Data entries for graphics:
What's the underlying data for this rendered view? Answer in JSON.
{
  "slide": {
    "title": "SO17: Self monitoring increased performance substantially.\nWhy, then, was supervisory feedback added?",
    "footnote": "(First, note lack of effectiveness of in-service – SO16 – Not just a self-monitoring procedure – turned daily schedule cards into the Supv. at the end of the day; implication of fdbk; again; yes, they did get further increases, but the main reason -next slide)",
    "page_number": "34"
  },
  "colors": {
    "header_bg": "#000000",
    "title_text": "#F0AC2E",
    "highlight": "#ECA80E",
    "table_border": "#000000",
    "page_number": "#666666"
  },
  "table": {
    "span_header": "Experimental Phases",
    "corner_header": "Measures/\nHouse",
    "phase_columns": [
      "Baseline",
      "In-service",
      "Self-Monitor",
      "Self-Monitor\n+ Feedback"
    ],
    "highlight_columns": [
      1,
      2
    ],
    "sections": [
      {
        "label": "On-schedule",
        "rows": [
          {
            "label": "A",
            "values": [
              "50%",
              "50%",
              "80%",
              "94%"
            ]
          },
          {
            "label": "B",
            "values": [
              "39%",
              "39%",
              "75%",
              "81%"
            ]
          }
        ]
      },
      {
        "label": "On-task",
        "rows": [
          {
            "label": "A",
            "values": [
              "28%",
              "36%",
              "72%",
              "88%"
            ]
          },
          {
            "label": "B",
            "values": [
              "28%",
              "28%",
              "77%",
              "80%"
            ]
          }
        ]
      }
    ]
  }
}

**EXERCISE DESCRIPTION**
Your answer should be one number: how many lines of the listing include the word "monitoring".

**FULL SOLUTION**
2